Directions for this task >> Find every line with "JSON" in it, then report how many there are and nothing more.

Structured figure records:
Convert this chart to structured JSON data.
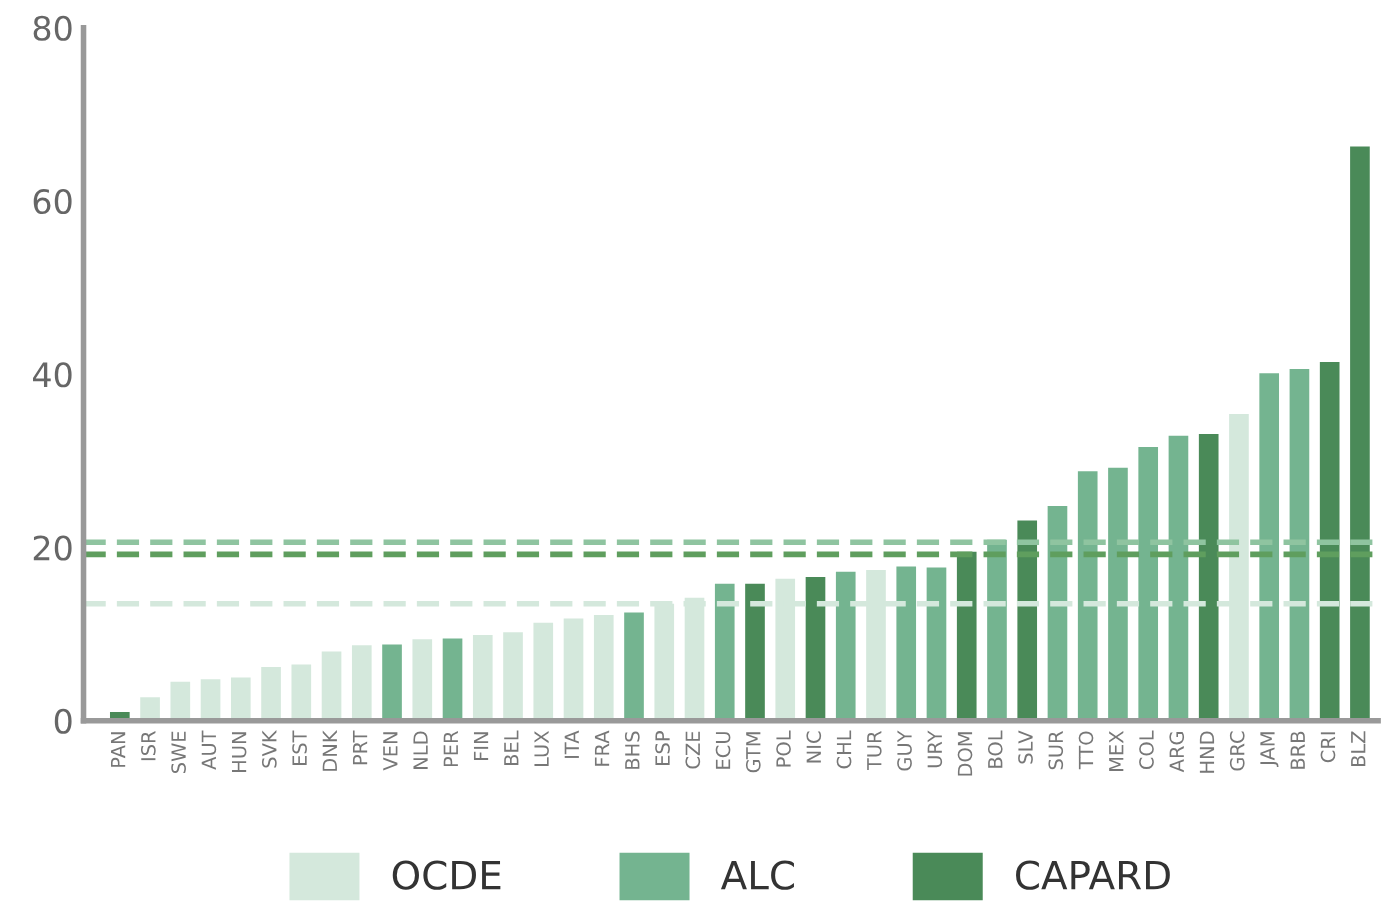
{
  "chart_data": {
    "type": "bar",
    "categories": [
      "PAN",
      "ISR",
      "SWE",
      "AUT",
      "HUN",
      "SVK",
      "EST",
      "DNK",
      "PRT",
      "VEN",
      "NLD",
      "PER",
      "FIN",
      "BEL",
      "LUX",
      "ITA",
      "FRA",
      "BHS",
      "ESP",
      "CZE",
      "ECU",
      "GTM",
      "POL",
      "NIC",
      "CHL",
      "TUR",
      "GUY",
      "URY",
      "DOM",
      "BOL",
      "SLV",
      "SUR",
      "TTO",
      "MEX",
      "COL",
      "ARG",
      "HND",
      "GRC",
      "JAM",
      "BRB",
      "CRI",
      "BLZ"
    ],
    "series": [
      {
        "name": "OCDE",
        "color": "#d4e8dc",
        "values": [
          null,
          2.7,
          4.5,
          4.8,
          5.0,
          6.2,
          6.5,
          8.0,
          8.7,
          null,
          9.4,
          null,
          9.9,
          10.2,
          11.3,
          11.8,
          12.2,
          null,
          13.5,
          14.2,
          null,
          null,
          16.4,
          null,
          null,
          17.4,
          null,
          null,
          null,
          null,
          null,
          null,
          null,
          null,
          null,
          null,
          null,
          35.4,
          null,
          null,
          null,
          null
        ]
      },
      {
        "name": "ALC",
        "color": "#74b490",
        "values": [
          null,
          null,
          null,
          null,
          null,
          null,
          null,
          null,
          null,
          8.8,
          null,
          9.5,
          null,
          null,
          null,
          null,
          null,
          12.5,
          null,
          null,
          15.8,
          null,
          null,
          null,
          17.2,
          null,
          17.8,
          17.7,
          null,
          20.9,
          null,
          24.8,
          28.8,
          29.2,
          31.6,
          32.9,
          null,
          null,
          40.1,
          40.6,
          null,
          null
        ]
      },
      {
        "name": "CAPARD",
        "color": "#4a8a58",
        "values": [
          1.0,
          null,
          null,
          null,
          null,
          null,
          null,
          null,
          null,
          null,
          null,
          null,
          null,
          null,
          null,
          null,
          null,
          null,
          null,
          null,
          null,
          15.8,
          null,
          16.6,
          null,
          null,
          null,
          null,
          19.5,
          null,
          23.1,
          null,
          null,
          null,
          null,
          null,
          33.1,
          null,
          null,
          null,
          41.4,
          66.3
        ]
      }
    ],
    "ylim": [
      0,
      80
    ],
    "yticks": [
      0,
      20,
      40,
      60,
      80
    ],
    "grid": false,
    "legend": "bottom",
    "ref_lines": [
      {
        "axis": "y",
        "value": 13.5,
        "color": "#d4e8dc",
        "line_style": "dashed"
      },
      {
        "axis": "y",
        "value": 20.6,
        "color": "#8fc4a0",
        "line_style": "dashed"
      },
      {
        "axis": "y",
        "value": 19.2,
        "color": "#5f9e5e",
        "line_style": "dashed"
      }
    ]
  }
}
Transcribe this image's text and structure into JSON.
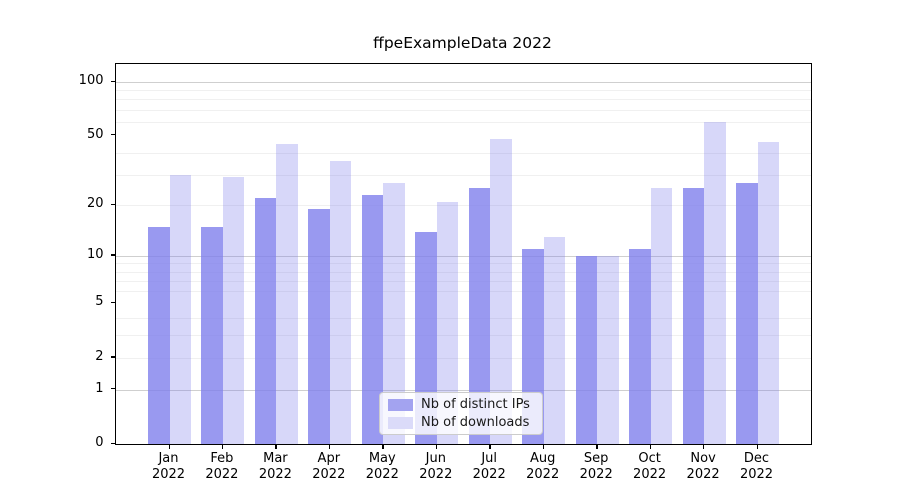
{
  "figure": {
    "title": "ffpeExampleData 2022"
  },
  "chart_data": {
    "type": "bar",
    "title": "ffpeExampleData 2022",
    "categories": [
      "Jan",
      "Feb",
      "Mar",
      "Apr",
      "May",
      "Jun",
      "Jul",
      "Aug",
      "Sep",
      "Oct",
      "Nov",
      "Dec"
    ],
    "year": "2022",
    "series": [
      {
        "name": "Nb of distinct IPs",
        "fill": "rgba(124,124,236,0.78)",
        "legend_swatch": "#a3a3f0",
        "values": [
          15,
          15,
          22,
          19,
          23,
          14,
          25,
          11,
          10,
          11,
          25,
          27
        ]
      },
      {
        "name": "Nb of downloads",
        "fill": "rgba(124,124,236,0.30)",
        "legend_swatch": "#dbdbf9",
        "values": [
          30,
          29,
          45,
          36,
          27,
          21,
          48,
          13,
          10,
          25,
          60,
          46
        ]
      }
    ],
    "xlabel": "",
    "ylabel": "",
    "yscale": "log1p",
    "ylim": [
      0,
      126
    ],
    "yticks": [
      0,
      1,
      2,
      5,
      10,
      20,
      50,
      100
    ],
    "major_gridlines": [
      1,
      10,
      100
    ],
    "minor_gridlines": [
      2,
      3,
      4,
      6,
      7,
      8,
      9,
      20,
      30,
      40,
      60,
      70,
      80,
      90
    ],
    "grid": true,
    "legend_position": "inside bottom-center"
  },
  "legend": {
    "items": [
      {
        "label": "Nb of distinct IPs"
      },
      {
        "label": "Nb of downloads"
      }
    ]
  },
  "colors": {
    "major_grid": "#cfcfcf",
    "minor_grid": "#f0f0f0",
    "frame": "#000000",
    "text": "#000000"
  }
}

Exercise solution >> 2